- [TASK] Do not include the pictures; repeat the rest of the data exactly.

━━━ GIVEN RECORDS

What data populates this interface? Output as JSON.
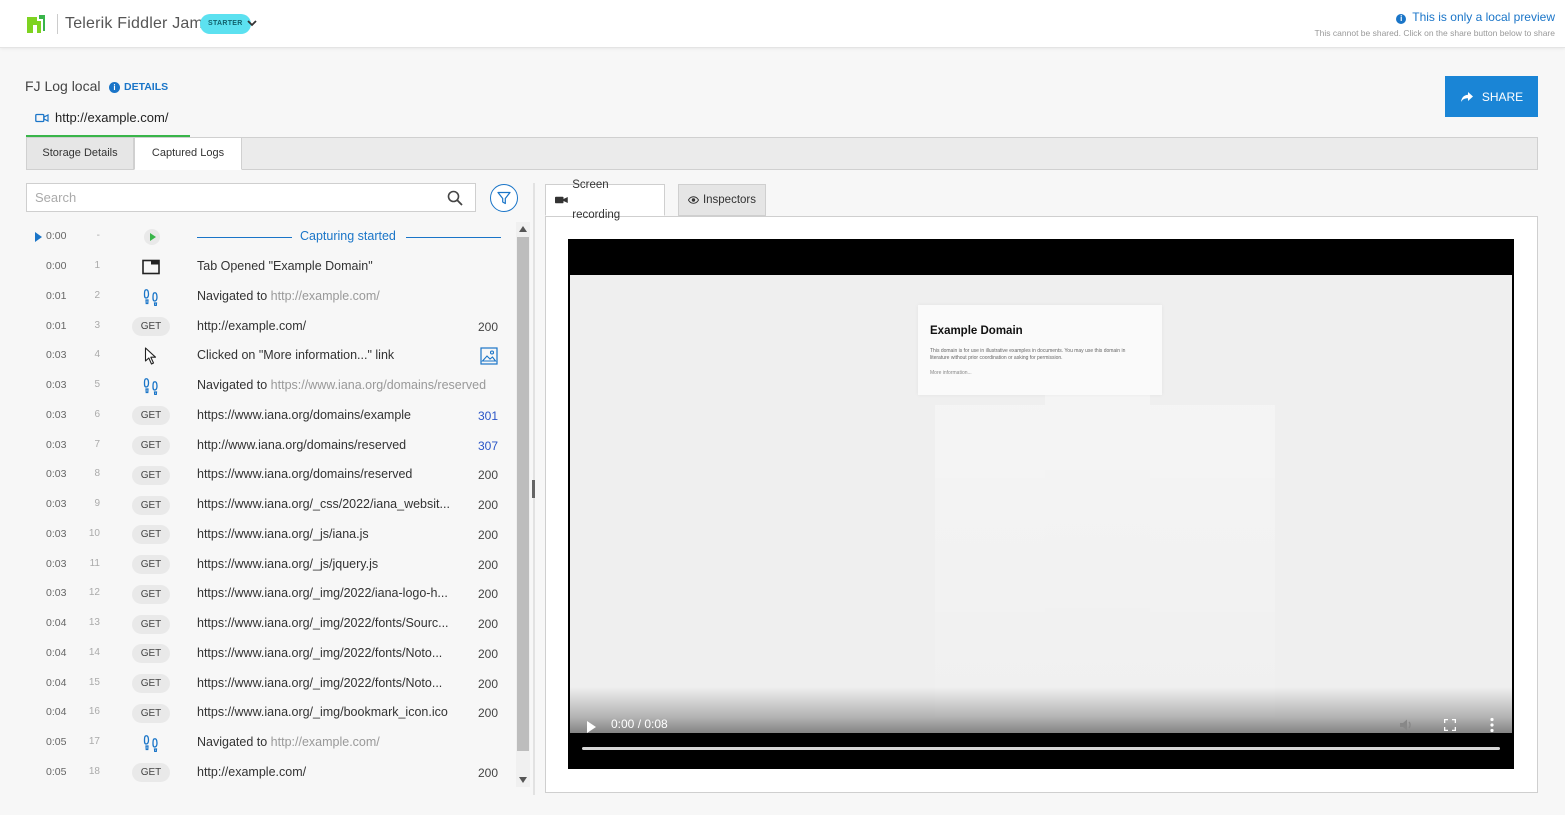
{
  "header": {
    "brand": "Telerik Fiddler Jam",
    "plan_badge": "STARTER",
    "preview_title": "This is only a local preview",
    "preview_subtitle": "This cannot be shared. Click on the share button below to share"
  },
  "log": {
    "title": "FJ Log local",
    "details_label": "DETAILS",
    "url": "http://example.com/",
    "share_label": "SHARE"
  },
  "tabs": [
    {
      "label": "Storage Details"
    },
    {
      "label": "Captured Logs"
    }
  ],
  "search": {
    "placeholder": "Search",
    "value": ""
  },
  "capture_start": {
    "time": "0:00",
    "idx": "-",
    "label": "Capturing started"
  },
  "entries": [
    {
      "time": "0:00",
      "idx": "1",
      "icon": "tab-icon",
      "text": "Tab Opened \"Example Domain\"",
      "status": ""
    },
    {
      "time": "0:01",
      "idx": "2",
      "icon": "footsteps-icon",
      "prefix": "Navigated to ",
      "text": "http://example.com/",
      "status": ""
    },
    {
      "time": "0:01",
      "idx": "3",
      "icon": "GET",
      "text": "http://example.com/",
      "status": "200"
    },
    {
      "time": "0:03",
      "idx": "4",
      "icon": "cursor-icon",
      "text": "Clicked on \"More information...\" link",
      "status": ""
    },
    {
      "time": "0:03",
      "idx": "5",
      "icon": "footsteps-icon",
      "prefix": "Navigated to ",
      "text": "https://www.iana.org/domains/reserved",
      "status": ""
    },
    {
      "time": "0:03",
      "idx": "6",
      "icon": "GET",
      "text": "https://www.iana.org/domains/example",
      "status": "301"
    },
    {
      "time": "0:03",
      "idx": "7",
      "icon": "GET",
      "text": "http://www.iana.org/domains/reserved",
      "status": "307"
    },
    {
      "time": "0:03",
      "idx": "8",
      "icon": "GET",
      "text": "https://www.iana.org/domains/reserved",
      "status": "200"
    },
    {
      "time": "0:03",
      "idx": "9",
      "icon": "GET",
      "text": "https://www.iana.org/_css/2022/iana_websit...",
      "status": "200"
    },
    {
      "time": "0:03",
      "idx": "10",
      "icon": "GET",
      "text": "https://www.iana.org/_js/iana.js",
      "status": "200"
    },
    {
      "time": "0:03",
      "idx": "11",
      "icon": "GET",
      "text": "https://www.iana.org/_js/jquery.js",
      "status": "200"
    },
    {
      "time": "0:03",
      "idx": "12",
      "icon": "GET",
      "text": "https://www.iana.org/_img/2022/iana-logo-h...",
      "status": "200"
    },
    {
      "time": "0:04",
      "idx": "13",
      "icon": "GET",
      "text": "https://www.iana.org/_img/2022/fonts/Sourc...",
      "status": "200"
    },
    {
      "time": "0:04",
      "idx": "14",
      "icon": "GET",
      "text": "https://www.iana.org/_img/2022/fonts/Noto...",
      "status": "200"
    },
    {
      "time": "0:04",
      "idx": "15",
      "icon": "GET",
      "text": "https://www.iana.org/_img/2022/fonts/Noto...",
      "status": "200"
    },
    {
      "time": "0:04",
      "idx": "16",
      "icon": "GET",
      "text": "https://www.iana.org/_img/bookmark_icon.ico",
      "status": "200"
    },
    {
      "time": "0:05",
      "idx": "17",
      "icon": "footsteps-icon",
      "prefix": "Navigated to ",
      "text": "http://example.com/",
      "status": ""
    },
    {
      "time": "0:05",
      "idx": "18",
      "icon": "GET",
      "text": "http://example.com/",
      "status": "200"
    }
  ],
  "viewer_tabs": {
    "recording": "Screen recording",
    "inspectors": "Inspectors"
  },
  "video": {
    "page_title": "Example Domain",
    "page_body": "This domain is for use in illustrative examples in documents. You may use this domain in literature without prior coordination or asking for permission.",
    "page_link": "More information...",
    "time": "0:00 / 0:08",
    "progress": 0
  },
  "colors": {
    "accent": "#1a75c8",
    "share": "#1a85d6",
    "active_tab": "#39b54a",
    "redirect": "#2a55c7"
  }
}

━━━━━━

- [THE RESULT]
What data populates this interface? Output as JSON.
{
  "header": {
    "brand": "Telerik Fiddler Jam",
    "plan_badge": "STARTER",
    "preview_title": "This is only a local preview",
    "preview_subtitle": "This cannot be shared. Click on the share button below to share"
  },
  "log": {
    "title": "FJ Log local",
    "details_label": "DETAILS",
    "url": "http://example.com/",
    "share_label": "SHARE"
  },
  "tabs": [
    {
      "label": "Storage Details"
    },
    {
      "label": "Captured Logs"
    }
  ],
  "search": {
    "placeholder": "Search",
    "value": ""
  },
  "capture_start": {
    "time": "0:00",
    "idx": "-",
    "label": "Capturing started"
  },
  "entries": [
    {
      "time": "0:00",
      "idx": "1",
      "icon": "tab-icon",
      "text": "Tab Opened \"Example Domain\"",
      "status": ""
    },
    {
      "time": "0:01",
      "idx": "2",
      "icon": "footsteps-icon",
      "prefix": "Navigated to ",
      "text": "http://example.com/",
      "status": ""
    },
    {
      "time": "0:01",
      "idx": "3",
      "icon": "GET",
      "text": "http://example.com/",
      "status": "200"
    },
    {
      "time": "0:03",
      "idx": "4",
      "icon": "cursor-icon",
      "text": "Clicked on \"More information...\" link",
      "status": ""
    },
    {
      "time": "0:03",
      "idx": "5",
      "icon": "footsteps-icon",
      "prefix": "Navigated to ",
      "text": "https://www.iana.org/domains/reserved",
      "status": ""
    },
    {
      "time": "0:03",
      "idx": "6",
      "icon": "GET",
      "text": "https://www.iana.org/domains/example",
      "status": "301"
    },
    {
      "time": "0:03",
      "idx": "7",
      "icon": "GET",
      "text": "http://www.iana.org/domains/reserved",
      "status": "307"
    },
    {
      "time": "0:03",
      "idx": "8",
      "icon": "GET",
      "text": "https://www.iana.org/domains/reserved",
      "status": "200"
    },
    {
      "time": "0:03",
      "idx": "9",
      "icon": "GET",
      "text": "https://www.iana.org/_css/2022/iana_websit...",
      "status": "200"
    },
    {
      "time": "0:03",
      "idx": "10",
      "icon": "GET",
      "text": "https://www.iana.org/_js/iana.js",
      "status": "200"
    },
    {
      "time": "0:03",
      "idx": "11",
      "icon": "GET",
      "text": "https://www.iana.org/_js/jquery.js",
      "status": "200"
    },
    {
      "time": "0:03",
      "idx": "12",
      "icon": "GET",
      "text": "https://www.iana.org/_img/2022/iana-logo-h...",
      "status": "200"
    },
    {
      "time": "0:04",
      "idx": "13",
      "icon": "GET",
      "text": "https://www.iana.org/_img/2022/fonts/Sourc...",
      "status": "200"
    },
    {
      "time": "0:04",
      "idx": "14",
      "icon": "GET",
      "text": "https://www.iana.org/_img/2022/fonts/Noto...",
      "status": "200"
    },
    {
      "time": "0:04",
      "idx": "15",
      "icon": "GET",
      "text": "https://www.iana.org/_img/2022/fonts/Noto...",
      "status": "200"
    },
    {
      "time": "0:04",
      "idx": "16",
      "icon": "GET",
      "text": "https://www.iana.org/_img/bookmark_icon.ico",
      "status": "200"
    },
    {
      "time": "0:05",
      "idx": "17",
      "icon": "footsteps-icon",
      "prefix": "Navigated to ",
      "text": "http://example.com/",
      "status": ""
    },
    {
      "time": "0:05",
      "idx": "18",
      "icon": "GET",
      "text": "http://example.com/",
      "status": "200"
    }
  ],
  "viewer_tabs": {
    "recording": "Screen recording",
    "inspectors": "Inspectors"
  },
  "video": {
    "page_title": "Example Domain",
    "page_body": "This domain is for use in illustrative examples in documents. You may use this domain in literature without prior coordination or asking for permission.",
    "page_link": "More information...",
    "time": "0:00 / 0:08",
    "progress": 0
  },
  "colors": {
    "accent": "#1a75c8",
    "share": "#1a85d6",
    "active_tab": "#39b54a",
    "redirect": "#2a55c7"
  }
}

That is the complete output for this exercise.